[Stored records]
>> START

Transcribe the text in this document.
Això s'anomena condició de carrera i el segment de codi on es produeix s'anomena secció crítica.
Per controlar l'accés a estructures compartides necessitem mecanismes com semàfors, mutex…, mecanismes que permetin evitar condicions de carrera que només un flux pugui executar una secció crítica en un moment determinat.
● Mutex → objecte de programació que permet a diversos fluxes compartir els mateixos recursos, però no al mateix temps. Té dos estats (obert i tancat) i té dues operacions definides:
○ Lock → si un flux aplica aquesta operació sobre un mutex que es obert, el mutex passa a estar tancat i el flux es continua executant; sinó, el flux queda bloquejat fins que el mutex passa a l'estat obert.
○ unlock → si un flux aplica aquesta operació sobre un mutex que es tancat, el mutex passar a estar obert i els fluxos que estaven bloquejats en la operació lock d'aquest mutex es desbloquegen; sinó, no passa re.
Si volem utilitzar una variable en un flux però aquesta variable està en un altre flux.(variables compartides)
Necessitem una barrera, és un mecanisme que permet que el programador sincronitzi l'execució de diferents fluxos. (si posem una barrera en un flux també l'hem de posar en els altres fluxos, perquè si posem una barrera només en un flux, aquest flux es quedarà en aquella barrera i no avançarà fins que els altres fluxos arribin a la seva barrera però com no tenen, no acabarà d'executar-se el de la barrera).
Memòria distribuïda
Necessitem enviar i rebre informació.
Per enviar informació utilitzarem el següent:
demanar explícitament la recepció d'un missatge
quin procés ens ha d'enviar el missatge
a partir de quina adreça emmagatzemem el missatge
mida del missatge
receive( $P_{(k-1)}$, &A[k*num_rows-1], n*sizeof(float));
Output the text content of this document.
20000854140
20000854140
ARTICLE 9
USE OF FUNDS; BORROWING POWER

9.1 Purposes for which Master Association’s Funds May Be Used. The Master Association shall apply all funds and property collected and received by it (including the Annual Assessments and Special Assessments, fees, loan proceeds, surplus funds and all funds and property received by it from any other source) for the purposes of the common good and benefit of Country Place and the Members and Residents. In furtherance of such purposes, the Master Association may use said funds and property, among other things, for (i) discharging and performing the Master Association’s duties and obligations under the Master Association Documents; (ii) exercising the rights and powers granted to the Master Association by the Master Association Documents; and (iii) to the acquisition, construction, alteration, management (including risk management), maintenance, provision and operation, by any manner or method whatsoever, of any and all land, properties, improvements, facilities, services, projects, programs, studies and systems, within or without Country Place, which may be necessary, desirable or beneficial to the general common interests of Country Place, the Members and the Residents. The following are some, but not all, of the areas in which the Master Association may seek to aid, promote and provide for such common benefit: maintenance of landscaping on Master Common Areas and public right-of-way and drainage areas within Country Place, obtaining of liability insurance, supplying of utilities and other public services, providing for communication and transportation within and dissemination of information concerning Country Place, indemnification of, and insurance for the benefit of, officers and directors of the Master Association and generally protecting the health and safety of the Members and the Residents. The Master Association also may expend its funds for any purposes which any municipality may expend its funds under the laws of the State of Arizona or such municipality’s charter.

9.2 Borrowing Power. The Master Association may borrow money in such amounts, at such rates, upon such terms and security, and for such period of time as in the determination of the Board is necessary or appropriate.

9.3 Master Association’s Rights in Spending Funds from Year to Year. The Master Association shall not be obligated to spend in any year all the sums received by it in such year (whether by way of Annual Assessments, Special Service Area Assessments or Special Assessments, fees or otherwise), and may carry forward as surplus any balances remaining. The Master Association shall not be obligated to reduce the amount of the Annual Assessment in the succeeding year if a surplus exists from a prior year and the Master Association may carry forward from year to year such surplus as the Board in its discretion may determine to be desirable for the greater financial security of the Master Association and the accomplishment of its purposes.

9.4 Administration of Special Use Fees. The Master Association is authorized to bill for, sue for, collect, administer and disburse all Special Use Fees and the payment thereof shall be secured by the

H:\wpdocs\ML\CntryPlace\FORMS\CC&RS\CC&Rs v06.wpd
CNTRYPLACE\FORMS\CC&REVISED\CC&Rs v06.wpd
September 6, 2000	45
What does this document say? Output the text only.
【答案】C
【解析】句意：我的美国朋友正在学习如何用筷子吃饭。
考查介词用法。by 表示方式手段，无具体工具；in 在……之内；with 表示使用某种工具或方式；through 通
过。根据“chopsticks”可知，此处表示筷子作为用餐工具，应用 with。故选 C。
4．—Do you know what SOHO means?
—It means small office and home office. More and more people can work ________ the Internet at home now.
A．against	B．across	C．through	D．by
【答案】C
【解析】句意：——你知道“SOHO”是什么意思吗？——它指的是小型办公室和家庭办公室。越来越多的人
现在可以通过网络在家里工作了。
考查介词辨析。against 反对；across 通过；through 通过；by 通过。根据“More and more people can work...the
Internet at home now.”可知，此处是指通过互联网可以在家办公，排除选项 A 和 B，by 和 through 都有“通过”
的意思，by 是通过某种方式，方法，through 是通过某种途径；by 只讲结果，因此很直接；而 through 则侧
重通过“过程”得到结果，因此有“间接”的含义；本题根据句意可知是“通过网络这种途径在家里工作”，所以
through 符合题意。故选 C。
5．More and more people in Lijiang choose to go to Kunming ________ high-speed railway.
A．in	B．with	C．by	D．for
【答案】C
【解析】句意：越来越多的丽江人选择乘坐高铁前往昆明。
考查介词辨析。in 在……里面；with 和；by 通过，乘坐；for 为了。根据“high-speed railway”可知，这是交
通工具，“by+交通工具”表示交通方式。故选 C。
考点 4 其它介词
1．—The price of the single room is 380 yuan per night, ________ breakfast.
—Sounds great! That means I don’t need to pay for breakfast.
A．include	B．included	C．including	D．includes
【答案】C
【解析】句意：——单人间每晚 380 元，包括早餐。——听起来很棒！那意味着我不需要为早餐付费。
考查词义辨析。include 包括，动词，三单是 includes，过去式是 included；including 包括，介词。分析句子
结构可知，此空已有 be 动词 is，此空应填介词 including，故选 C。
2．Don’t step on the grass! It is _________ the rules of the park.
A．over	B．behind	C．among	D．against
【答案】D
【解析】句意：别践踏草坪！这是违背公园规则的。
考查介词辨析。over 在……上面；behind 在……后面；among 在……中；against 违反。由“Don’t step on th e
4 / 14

>> END

AIM — Pick out and copy the lines of the entries that hold the string "includes".

THE SOLUTION —
A．include	B．included	C．including	D．includes
考查词义辨析。include 包括，动词，三单是 includes，过去式是 included；including 包括，介词。分析句子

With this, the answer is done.